THE PROBLEM:
Locate every line in the records below that holds the word "color" and return each one.

MATERIAL FOR THE TASK:
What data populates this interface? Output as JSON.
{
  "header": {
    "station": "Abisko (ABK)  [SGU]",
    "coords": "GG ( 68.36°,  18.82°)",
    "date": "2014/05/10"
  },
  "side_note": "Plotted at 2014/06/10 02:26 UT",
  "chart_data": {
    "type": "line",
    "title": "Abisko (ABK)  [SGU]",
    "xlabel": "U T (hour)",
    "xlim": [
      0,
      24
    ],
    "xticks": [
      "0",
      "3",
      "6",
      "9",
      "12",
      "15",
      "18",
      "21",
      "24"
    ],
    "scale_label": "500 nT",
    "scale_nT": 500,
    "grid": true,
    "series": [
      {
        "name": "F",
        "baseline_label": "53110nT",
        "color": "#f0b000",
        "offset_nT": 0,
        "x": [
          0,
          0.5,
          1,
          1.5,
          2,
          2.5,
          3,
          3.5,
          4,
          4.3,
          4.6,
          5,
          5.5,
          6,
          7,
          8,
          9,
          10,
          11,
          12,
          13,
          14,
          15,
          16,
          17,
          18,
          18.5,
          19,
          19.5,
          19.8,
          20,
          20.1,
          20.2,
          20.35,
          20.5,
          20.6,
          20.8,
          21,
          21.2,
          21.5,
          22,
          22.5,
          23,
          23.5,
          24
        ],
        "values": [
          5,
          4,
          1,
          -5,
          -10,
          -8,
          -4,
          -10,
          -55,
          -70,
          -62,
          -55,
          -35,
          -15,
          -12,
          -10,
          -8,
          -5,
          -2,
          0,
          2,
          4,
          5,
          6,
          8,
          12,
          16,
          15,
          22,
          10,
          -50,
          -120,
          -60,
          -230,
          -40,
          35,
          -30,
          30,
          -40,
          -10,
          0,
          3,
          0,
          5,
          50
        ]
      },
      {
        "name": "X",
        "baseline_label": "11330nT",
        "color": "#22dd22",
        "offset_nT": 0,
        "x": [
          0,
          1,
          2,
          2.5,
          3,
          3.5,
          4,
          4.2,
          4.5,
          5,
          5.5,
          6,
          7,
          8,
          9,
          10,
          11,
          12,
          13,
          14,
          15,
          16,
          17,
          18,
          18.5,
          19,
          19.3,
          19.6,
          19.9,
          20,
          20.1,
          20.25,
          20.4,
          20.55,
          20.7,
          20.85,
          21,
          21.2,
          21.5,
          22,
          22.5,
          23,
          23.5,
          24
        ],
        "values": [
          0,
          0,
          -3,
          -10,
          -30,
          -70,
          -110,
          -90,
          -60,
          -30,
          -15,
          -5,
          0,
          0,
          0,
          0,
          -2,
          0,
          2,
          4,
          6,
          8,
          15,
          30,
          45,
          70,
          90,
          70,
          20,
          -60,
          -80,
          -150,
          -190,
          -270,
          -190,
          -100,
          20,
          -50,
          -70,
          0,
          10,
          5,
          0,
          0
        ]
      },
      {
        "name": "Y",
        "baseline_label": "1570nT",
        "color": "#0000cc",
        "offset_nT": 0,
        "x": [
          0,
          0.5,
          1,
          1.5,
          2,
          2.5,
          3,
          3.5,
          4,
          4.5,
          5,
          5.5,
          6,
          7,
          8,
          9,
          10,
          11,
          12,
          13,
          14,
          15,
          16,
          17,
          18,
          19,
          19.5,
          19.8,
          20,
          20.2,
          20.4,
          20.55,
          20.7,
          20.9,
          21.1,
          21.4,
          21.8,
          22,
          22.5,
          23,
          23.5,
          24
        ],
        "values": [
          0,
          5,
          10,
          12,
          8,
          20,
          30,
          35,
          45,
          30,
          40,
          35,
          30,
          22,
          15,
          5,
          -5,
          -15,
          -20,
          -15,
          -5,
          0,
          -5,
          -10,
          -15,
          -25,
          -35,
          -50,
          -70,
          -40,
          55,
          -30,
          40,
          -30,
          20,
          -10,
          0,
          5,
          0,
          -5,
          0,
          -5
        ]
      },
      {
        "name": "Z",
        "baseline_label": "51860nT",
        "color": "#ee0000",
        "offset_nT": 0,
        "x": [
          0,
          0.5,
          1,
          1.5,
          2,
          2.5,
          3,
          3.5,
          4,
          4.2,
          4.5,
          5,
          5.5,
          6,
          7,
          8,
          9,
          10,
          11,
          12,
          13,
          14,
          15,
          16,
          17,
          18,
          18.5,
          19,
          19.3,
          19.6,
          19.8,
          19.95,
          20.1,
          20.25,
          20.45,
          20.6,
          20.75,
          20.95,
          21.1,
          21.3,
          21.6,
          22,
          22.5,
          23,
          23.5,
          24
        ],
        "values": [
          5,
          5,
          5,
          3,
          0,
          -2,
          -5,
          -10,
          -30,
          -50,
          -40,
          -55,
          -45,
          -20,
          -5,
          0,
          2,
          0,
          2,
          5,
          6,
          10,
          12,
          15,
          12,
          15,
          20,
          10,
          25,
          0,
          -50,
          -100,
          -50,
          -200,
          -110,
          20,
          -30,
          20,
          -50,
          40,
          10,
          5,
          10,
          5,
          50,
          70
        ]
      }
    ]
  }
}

REPLY TO THE EXERCISE:
        "color": "#f0b000",
        "color": "#22dd22",
        "color": "#0000cc",
        "color": "#ee0000",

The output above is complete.